[START OF Raw data]
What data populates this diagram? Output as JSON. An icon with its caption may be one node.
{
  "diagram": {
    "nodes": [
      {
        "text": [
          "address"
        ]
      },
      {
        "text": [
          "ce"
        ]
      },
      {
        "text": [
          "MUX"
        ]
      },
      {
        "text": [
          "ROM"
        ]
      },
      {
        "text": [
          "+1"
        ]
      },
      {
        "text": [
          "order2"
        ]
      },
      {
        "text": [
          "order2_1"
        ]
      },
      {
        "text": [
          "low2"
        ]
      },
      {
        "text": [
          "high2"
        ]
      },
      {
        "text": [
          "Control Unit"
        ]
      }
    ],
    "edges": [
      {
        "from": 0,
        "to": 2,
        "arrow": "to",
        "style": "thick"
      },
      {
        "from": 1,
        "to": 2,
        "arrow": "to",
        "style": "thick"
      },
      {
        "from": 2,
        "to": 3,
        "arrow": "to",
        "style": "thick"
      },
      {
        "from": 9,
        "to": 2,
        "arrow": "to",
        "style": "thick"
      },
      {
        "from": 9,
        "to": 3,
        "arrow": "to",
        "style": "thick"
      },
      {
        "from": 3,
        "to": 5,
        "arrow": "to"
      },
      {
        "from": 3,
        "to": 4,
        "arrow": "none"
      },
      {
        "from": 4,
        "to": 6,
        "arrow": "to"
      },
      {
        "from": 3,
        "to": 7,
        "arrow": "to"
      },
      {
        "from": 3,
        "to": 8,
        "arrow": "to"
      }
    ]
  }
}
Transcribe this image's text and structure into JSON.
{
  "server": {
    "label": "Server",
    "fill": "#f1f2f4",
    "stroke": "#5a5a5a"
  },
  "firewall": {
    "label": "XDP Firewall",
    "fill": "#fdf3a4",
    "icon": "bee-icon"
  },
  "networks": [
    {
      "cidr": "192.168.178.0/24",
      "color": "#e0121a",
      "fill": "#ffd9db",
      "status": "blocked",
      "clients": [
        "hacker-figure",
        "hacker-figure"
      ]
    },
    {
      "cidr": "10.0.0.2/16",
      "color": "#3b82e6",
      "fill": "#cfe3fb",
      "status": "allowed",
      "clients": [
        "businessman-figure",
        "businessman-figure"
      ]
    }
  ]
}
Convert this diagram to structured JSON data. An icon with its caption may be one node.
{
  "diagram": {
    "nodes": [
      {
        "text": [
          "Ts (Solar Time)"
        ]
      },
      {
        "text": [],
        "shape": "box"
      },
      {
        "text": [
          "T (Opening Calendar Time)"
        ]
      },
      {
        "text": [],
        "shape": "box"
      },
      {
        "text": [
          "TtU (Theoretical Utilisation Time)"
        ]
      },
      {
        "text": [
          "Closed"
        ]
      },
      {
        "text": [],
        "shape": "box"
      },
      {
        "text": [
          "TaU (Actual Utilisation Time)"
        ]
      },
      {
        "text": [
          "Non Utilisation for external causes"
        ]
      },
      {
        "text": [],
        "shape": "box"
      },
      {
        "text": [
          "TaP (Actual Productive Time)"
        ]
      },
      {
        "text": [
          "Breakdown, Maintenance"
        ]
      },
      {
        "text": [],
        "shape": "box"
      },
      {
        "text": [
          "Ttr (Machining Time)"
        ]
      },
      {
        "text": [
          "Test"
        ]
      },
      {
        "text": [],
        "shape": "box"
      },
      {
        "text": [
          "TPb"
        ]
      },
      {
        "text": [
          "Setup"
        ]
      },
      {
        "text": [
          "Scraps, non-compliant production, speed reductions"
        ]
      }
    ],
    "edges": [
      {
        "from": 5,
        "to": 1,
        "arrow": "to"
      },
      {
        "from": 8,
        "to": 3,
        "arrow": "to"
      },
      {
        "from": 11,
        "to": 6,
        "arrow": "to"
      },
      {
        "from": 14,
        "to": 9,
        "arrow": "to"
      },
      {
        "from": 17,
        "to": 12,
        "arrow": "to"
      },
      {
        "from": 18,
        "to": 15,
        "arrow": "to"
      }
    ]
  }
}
[END OF Raw data]
* Problem statement:
Reproduce the material above without altering a single character.

* Reply:
What data populates this diagram? Output as JSON. An icon with its caption may be one node.
{
  "diagram": {
    "nodes": [
      {
        "text": [
          "address"
        ]
      },
      {
        "text": [
          "ce"
        ]
      },
      {
        "text": [
          "MUX"
        ]
      },
      {
        "text": [
          "ROM"
        ]
      },
      {
        "text": [
          "+1"
        ]
      },
      {
        "text": [
          "order2"
        ]
      },
      {
        "text": [
          "order2_1"
        ]
      },
      {
        "text": [
          "low2"
        ]
      },
      {
        "text": [
          "high2"
        ]
      },
      {
        "text": [
          "Control Unit"
        ]
      }
    ],
    "edges": [
      {
        "from": 0,
        "to": 2,
        "arrow": "to",
        "style": "thick"
      },
      {
        "from": 1,
        "to": 2,
        "arrow": "to",
        "style": "thick"
      },
      {
        "from": 2,
        "to": 3,
        "arrow": "to",
        "style": "thick"
      },
      {
        "from": 9,
        "to": 2,
        "arrow": "to",
        "style": "thick"
      },
      {
        "from": 9,
        "to": 3,
        "arrow": "to",
        "style": "thick"
      },
      {
        "from": 3,
        "to": 5,
        "arrow": "to"
      },
      {
        "from": 3,
        "to": 4,
        "arrow": "none"
      },
      {
        "from": 4,
        "to": 6,
        "arrow": "to"
      },
      {
        "from": 3,
        "to": 7,
        "arrow": "to"
      },
      {
        "from": 3,
        "to": 8,
        "arrow": "to"
      }
    ]
  }
}
Transcribe this image's text and structure into JSON.
{
  "server": {
    "label": "Server",
    "fill": "#f1f2f4",
    "stroke": "#5a5a5a"
  },
  "firewall": {
    "label": "XDP Firewall",
    "fill": "#fdf3a4",
    "icon": "bee-icon"
  },
  "networks": [
    {
      "cidr": "192.168.178.0/24",
      "color": "#e0121a",
      "fill": "#ffd9db",
      "status": "blocked",
      "clients": [
        "hacker-figure",
        "hacker-figure"
      ]
    },
    {
      "cidr": "10.0.0.2/16",
      "color": "#3b82e6",
      "fill": "#cfe3fb",
      "status": "allowed",
      "clients": [
        "businessman-figure",
        "businessman-figure"
      ]
    }
  ]
}
Convert this diagram to structured JSON data. An icon with its caption may be one node.
{
  "diagram": {
    "nodes": [
      {
        "text": [
          "Ts (Solar Time)"
        ]
      },
      {
        "text": [],
        "shape": "box"
      },
      {
        "text": [
          "T (Opening Calendar Time)"
        ]
      },
      {
        "text": [],
        "shape": "box"
      },
      {
        "text": [
          "TtU (Theoretical Utilisation Time)"
        ]
      },
      {
        "text": [
          "Closed"
        ]
      },
      {
        "text": [],
        "shape": "box"
      },
      {
        "text": [
          "TaU (Actual Utilisation Time)"
        ]
      },
      {
        "text": [
          "Non Utilisation for external causes"
        ]
      },
      {
        "text": [],
        "shape": "box"
      },
      {
        "text": [
          "TaP (Actual Productive Time)"
        ]
      },
      {
        "text": [
          "Breakdown, Maintenance"
        ]
      },
      {
        "text": [],
        "shape": "box"
      },
      {
        "text": [
          "Ttr (Machining Time)"
        ]
      },
      {
        "text": [
          "Test"
        ]
      },
      {
        "text": [],
        "shape": "box"
      },
      {
        "text": [
          "TPb"
        ]
      },
      {
        "text": [
          "Setup"
        ]
      },
      {
        "text": [
          "Scraps, non-compliant production, speed reductions"
        ]
      }
    ],
    "edges": [
      {
        "from": 5,
        "to": 1,
        "arrow": "to"
      },
      {
        "from": 8,
        "to": 3,
        "arrow": "to"
      },
      {
        "from": 11,
        "to": 6,
        "arrow": "to"
      },
      {
        "from": 14,
        "to": 9,
        "arrow": "to"
      },
      {
        "from": 17,
        "to": 12,
        "arrow": "to"
      },
      {
        "from": 18,
        "to": 15,
        "arrow": "to"
      }
    ]
  }
}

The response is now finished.